Work instructions
Pick out each line below containing "quartz".

[Items listed in a dataset]
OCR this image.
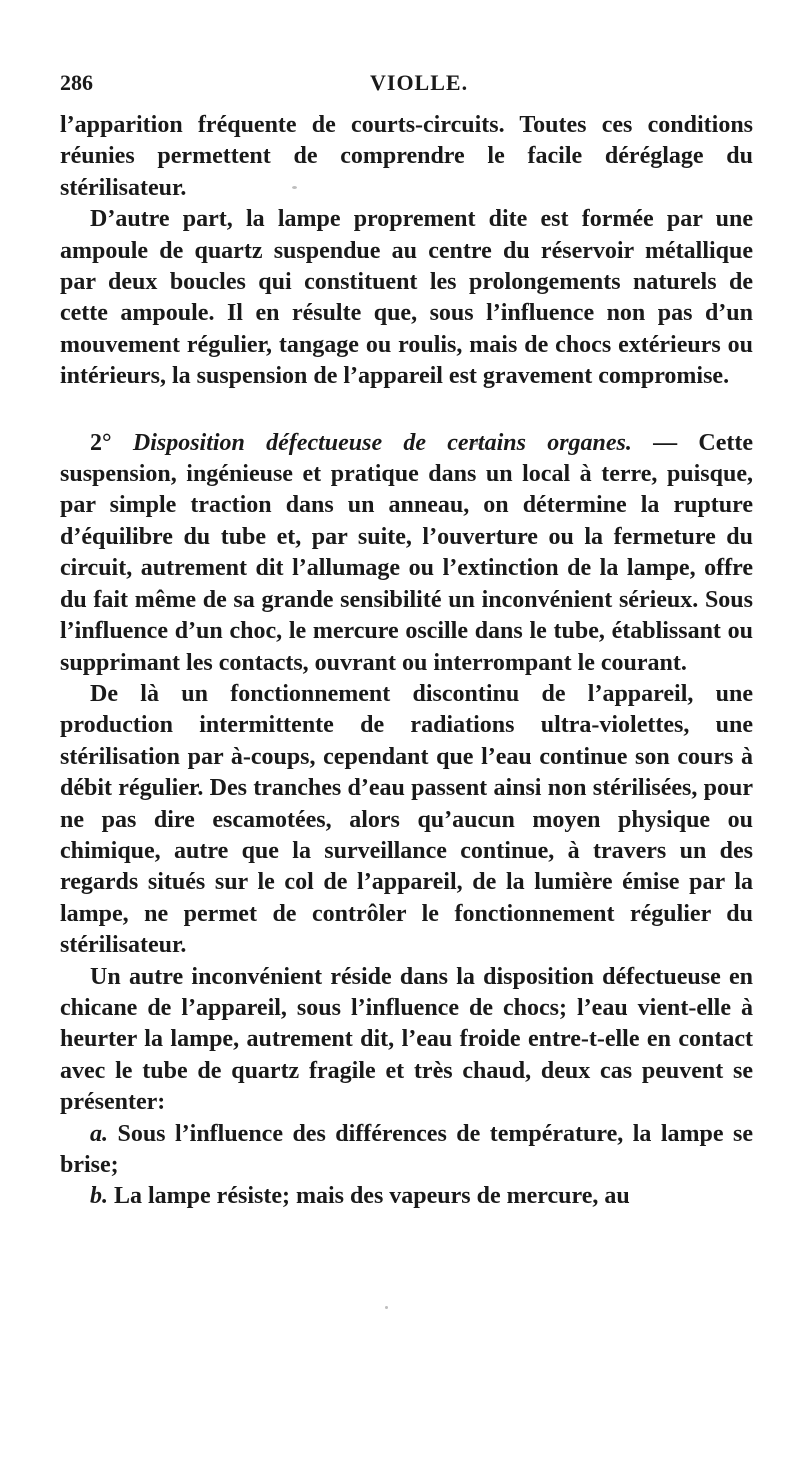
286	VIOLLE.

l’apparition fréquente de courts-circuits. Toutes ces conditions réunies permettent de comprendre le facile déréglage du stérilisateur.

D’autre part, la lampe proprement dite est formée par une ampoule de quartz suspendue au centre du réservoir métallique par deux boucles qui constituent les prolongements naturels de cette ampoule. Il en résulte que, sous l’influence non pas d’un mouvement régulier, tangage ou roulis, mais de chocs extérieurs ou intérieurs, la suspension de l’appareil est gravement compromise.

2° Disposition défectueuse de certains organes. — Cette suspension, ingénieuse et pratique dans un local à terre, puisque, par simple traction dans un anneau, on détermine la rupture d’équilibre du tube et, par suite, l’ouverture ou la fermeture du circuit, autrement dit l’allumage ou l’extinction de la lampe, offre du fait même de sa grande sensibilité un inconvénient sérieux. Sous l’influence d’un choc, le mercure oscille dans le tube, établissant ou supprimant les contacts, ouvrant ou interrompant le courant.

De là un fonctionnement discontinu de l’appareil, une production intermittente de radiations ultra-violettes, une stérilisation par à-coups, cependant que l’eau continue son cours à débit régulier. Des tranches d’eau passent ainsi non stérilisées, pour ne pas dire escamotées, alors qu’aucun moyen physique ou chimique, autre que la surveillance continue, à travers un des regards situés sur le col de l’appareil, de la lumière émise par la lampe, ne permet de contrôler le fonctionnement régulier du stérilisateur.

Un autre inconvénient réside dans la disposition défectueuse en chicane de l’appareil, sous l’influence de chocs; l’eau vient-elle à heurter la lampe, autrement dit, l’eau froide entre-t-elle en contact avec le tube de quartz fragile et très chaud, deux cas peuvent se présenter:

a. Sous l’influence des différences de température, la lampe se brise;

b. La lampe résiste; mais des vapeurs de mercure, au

Response for this exercise
D’autre part, la lampe proprement dite est formée par une ampoule de quartz suspendue au centre du réservoir métallique par deux boucles qui constituent les prolongements naturels de cette ampoule. Il en résulte que, sous l’influence non pas d’un mouvement régulier, tangage ou roulis, mais de chocs extérieurs ou intérieurs, la suspension de l’appareil est gravement compromise.
Un autre inconvénient réside dans la disposition défectueuse en chicane de l’appareil, sous l’influence de chocs; l’eau vient-elle à heurter la lampe, autrement dit, l’eau froide entre-t-elle en contact avec le tube de quartz fragile et très chaud, deux cas peuvent se présenter:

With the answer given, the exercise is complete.